Prompt:
Copy every line in the records below that contains the word "Candida".

----- Extracted records

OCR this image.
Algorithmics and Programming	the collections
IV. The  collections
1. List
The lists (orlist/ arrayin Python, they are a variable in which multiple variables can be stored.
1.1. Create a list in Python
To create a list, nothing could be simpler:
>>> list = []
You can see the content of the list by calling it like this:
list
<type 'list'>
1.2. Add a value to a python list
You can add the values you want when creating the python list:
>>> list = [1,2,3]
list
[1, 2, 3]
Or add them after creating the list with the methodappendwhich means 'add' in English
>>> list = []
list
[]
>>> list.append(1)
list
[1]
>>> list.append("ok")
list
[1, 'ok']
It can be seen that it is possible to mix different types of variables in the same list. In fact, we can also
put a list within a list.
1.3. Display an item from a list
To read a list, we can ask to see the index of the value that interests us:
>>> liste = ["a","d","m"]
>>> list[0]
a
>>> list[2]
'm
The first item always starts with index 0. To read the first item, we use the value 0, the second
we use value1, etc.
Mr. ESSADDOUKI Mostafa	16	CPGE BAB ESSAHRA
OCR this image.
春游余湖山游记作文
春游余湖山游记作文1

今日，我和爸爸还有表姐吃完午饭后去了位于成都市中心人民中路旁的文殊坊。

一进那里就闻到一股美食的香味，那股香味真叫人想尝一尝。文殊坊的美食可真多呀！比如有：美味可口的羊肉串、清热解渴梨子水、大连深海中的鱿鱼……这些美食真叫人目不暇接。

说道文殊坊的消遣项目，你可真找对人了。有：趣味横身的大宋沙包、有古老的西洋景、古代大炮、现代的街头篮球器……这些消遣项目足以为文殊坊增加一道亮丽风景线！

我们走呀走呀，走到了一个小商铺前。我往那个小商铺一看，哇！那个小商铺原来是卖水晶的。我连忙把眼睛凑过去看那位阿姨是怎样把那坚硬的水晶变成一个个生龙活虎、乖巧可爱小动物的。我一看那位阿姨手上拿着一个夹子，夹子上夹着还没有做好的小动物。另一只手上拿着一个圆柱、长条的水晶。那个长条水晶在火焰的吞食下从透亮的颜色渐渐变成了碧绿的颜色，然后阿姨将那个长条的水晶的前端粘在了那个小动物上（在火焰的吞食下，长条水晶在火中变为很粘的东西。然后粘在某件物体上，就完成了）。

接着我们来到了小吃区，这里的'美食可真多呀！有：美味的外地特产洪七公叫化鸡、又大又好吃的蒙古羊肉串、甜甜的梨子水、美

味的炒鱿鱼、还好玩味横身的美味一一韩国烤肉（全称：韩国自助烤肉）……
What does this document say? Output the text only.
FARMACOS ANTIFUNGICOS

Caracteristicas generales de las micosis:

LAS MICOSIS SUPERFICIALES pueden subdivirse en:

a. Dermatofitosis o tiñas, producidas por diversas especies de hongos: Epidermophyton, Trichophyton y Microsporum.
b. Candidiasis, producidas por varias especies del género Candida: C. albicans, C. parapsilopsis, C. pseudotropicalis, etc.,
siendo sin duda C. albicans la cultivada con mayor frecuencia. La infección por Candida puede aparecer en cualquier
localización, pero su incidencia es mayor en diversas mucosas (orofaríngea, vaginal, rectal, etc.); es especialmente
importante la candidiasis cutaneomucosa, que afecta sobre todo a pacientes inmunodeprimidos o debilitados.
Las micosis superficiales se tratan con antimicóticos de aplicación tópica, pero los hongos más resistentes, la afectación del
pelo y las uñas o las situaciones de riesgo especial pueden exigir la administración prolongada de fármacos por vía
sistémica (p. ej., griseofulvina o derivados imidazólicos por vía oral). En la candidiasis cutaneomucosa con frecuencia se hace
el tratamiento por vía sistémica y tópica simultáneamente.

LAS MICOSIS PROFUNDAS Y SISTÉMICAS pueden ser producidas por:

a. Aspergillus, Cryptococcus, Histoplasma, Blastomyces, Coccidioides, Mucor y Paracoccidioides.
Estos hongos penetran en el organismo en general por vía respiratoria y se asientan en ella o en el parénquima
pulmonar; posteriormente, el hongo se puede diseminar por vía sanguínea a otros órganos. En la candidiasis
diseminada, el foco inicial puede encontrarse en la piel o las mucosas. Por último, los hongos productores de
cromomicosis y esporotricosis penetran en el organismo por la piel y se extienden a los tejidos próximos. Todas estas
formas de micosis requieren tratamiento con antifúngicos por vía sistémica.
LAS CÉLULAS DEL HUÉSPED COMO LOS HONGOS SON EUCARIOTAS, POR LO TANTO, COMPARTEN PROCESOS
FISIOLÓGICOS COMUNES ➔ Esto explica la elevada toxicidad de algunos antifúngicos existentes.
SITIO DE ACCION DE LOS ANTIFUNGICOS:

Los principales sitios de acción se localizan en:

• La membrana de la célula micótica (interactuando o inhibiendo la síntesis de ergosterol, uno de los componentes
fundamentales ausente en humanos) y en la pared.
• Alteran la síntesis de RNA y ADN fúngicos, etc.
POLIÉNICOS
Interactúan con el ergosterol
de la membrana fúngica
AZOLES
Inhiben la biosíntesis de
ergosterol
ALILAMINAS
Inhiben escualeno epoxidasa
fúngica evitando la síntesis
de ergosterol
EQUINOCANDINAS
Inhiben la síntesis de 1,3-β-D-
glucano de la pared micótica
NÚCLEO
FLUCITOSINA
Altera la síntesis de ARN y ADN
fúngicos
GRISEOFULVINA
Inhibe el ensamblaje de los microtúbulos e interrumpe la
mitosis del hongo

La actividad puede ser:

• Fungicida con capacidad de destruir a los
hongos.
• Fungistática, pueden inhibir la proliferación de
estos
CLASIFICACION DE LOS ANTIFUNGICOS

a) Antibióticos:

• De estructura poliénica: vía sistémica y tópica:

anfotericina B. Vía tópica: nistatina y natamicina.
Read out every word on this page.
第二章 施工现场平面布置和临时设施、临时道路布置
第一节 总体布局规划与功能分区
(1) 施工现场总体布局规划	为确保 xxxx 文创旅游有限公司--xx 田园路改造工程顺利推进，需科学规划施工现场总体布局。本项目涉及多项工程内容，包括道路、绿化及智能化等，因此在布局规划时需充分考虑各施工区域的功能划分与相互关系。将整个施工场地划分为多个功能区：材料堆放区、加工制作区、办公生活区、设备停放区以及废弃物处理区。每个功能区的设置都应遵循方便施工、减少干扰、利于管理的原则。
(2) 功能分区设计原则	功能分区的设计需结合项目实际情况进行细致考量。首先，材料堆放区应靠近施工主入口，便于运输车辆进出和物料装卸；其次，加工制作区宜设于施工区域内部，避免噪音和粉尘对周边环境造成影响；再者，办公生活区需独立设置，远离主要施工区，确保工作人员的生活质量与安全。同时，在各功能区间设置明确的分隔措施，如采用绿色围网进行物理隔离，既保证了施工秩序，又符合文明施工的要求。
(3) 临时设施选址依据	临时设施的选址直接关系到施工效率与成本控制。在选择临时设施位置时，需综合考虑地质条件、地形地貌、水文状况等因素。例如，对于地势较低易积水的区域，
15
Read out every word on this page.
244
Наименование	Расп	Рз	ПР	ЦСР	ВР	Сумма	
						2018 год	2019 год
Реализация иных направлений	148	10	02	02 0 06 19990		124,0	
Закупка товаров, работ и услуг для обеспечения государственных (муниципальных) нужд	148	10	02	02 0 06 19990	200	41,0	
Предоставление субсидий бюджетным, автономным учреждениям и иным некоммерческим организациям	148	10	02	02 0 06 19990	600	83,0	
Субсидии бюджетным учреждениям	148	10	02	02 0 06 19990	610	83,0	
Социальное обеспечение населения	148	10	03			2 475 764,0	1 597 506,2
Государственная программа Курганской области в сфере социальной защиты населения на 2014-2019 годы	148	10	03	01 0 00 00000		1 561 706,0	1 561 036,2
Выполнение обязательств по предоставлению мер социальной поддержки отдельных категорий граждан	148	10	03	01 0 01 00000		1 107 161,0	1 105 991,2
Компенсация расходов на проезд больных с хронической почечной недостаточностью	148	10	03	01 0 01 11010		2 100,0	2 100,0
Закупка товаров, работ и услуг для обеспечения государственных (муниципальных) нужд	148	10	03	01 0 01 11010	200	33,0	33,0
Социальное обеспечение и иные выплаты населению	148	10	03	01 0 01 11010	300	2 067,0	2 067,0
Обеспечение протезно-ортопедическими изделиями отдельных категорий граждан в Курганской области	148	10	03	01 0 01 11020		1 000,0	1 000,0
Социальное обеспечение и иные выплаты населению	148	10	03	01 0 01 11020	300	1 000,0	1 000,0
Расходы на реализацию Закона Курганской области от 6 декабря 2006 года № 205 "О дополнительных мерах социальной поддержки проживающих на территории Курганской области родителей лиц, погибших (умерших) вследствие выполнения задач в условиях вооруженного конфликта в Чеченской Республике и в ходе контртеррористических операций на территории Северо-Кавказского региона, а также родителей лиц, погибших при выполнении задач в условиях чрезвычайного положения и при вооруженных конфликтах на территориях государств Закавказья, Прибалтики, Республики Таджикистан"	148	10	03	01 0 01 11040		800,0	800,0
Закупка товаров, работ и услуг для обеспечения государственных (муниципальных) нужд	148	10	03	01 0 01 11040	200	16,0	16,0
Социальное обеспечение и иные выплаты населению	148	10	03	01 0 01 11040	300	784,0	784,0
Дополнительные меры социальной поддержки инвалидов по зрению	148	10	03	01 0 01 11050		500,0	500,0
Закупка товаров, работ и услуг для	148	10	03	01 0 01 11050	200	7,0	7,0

----------

The answer:
b. Candidiasis, producidas por varias especies del género Candida: C. albicans, C. parapsilopsis, C. pseudotropicalis, etc.,
siendo sin duda C. albicans la cultivada con mayor frecuencia. La infección por Candida puede aparecer en cualquier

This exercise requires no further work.